• [Exercise]: Filter the records for lines holding the string "subtitle".

----- Records for processing -----

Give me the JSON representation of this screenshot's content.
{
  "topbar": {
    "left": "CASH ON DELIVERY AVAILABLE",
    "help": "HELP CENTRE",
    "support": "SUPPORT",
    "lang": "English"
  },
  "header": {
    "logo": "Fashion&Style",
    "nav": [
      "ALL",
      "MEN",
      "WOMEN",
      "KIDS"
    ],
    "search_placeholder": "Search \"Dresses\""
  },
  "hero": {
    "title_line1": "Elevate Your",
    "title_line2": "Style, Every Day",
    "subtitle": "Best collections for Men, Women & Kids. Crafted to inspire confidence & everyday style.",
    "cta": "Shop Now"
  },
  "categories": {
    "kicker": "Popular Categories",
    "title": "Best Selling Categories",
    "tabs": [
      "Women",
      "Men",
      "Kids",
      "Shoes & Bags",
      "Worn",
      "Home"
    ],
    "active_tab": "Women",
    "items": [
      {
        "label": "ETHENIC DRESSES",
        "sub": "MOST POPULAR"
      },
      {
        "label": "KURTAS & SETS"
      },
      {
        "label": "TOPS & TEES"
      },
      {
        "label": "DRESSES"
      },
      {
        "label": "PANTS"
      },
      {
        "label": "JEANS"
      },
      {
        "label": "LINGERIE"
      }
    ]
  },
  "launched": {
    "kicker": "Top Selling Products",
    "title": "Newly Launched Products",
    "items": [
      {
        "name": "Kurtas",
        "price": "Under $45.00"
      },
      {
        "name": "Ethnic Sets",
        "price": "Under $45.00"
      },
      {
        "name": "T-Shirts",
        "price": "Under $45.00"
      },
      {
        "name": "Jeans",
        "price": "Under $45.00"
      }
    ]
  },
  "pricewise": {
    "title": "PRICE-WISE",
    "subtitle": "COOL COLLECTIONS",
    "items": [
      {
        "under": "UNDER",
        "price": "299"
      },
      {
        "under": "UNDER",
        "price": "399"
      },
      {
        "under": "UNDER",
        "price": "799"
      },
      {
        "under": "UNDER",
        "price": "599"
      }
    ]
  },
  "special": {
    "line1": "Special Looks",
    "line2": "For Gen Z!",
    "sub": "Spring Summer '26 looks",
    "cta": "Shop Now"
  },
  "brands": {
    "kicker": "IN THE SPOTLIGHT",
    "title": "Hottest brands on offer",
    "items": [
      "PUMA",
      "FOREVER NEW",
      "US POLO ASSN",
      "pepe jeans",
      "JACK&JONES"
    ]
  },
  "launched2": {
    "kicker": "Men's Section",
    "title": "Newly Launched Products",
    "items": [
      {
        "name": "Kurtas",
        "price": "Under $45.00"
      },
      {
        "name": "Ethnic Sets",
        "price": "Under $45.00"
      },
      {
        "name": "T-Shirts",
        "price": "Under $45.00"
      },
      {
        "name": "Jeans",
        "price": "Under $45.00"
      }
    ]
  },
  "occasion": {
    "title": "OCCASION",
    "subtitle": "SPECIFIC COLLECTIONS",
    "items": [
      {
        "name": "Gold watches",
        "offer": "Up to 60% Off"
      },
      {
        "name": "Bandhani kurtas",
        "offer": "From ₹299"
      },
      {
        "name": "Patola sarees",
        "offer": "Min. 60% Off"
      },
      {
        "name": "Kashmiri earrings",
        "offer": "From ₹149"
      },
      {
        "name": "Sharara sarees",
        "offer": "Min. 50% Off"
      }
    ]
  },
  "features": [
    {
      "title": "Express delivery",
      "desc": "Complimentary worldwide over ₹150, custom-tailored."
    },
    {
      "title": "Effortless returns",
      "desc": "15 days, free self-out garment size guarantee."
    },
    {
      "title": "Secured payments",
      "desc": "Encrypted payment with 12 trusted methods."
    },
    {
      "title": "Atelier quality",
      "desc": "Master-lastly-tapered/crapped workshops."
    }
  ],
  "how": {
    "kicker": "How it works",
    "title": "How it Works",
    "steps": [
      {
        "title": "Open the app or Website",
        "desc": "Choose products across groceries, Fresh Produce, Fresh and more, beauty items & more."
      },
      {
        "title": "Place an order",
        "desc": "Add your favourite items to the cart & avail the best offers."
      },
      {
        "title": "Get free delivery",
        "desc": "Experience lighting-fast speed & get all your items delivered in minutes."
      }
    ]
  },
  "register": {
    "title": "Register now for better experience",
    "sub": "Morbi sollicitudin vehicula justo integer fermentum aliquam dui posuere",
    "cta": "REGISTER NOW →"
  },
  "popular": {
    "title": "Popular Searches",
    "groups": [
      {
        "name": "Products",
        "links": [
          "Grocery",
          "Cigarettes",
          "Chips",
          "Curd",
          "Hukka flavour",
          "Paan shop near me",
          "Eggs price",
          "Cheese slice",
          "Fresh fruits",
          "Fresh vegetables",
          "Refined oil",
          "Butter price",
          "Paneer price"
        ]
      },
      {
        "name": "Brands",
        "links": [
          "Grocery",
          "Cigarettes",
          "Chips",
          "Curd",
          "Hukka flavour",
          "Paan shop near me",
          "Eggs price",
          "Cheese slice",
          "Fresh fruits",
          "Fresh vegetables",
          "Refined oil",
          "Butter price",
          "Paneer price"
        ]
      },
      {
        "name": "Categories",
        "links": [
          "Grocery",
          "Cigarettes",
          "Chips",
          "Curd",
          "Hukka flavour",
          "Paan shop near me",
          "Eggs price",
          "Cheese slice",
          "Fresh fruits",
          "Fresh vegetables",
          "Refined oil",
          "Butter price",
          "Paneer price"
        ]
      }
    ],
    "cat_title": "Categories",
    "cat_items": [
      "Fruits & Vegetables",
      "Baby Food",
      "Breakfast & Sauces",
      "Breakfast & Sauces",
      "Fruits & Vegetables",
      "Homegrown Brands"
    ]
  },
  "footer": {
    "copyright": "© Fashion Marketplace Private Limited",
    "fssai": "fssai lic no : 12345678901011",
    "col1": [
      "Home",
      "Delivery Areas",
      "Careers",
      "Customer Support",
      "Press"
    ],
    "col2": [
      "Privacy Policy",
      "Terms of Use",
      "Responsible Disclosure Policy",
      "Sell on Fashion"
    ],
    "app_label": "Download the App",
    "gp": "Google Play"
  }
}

-----

• [Response to this exercise]:
    "subtitle": "Best collections for Men, Women & Kids. Crafted to inspire confidence & everyday style.",
    "subtitle": "COOL COLLECTIONS",
    "subtitle": "SPECIFIC COLLECTIONS",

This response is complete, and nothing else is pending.